# GIVEN PROBLEM
Where a line in the listing below contains the word "beiden", copy that line.

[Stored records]

════════

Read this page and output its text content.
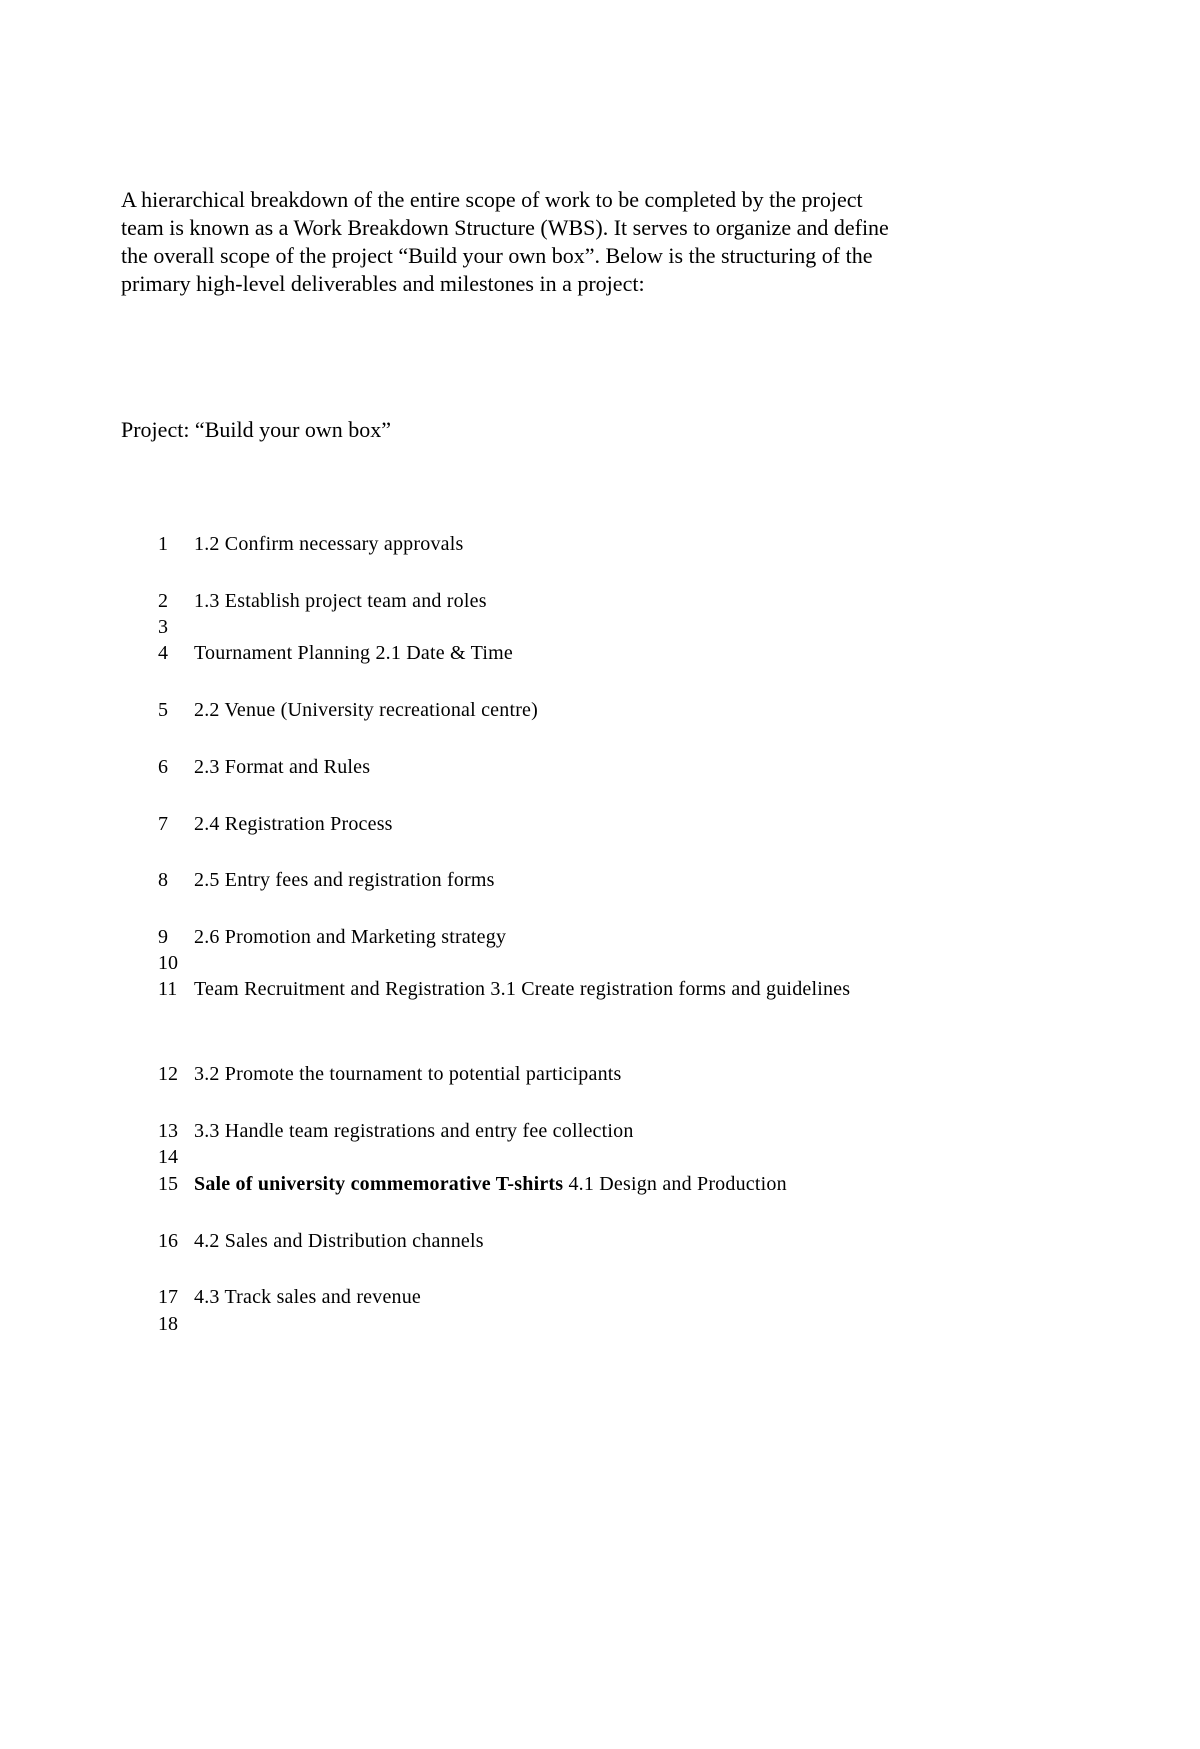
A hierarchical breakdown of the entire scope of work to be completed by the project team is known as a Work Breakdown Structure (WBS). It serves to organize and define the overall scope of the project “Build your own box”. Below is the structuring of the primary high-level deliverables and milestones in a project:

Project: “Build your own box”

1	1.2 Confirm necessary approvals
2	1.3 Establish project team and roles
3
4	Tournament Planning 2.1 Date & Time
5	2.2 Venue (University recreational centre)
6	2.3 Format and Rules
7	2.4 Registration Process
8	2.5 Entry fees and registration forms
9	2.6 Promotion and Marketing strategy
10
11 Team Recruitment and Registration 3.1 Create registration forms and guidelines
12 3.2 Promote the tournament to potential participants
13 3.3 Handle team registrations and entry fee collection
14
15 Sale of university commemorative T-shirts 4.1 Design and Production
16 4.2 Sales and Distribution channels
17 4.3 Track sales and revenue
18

════════

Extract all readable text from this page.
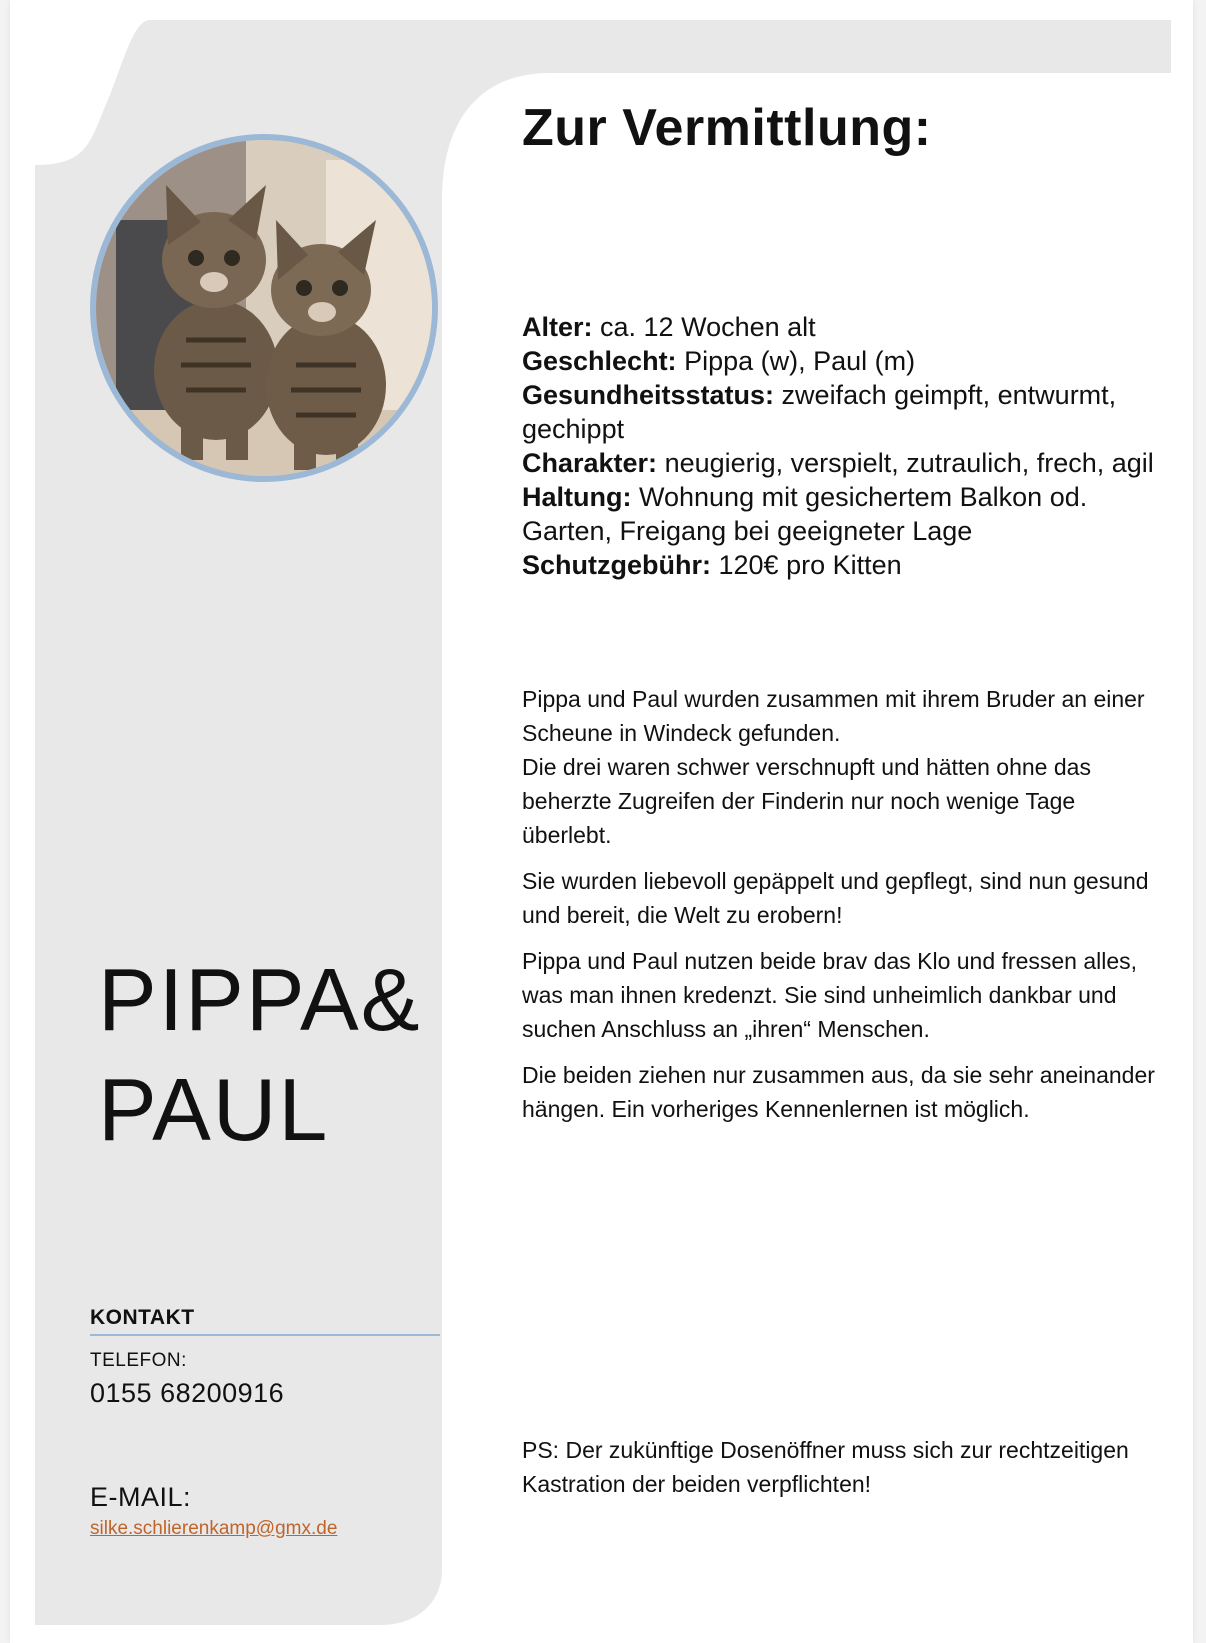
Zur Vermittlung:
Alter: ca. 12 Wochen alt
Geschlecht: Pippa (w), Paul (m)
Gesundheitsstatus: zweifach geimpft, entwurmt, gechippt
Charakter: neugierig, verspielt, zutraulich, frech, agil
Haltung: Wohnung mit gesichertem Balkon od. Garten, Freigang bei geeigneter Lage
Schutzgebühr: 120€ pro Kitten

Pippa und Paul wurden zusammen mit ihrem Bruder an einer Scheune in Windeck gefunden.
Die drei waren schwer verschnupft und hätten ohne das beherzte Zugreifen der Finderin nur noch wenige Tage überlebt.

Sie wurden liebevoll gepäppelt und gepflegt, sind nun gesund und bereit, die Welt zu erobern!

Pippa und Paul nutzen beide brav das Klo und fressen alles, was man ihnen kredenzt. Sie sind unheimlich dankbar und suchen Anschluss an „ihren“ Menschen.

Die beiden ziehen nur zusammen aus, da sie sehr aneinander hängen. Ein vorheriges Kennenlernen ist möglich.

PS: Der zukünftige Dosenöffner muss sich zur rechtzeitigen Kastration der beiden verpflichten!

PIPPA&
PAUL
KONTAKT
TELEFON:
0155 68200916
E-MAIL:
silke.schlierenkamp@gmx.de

════════

# TASK OUTPUT
Die beiden ziehen nur zusammen aus, da sie sehr aneinander hängen. Ein vorheriges Kennenlernen ist möglich.
PS: Der zukünftige Dosenöffner muss sich zur rechtzeitigen Kastration der beiden verpflichten!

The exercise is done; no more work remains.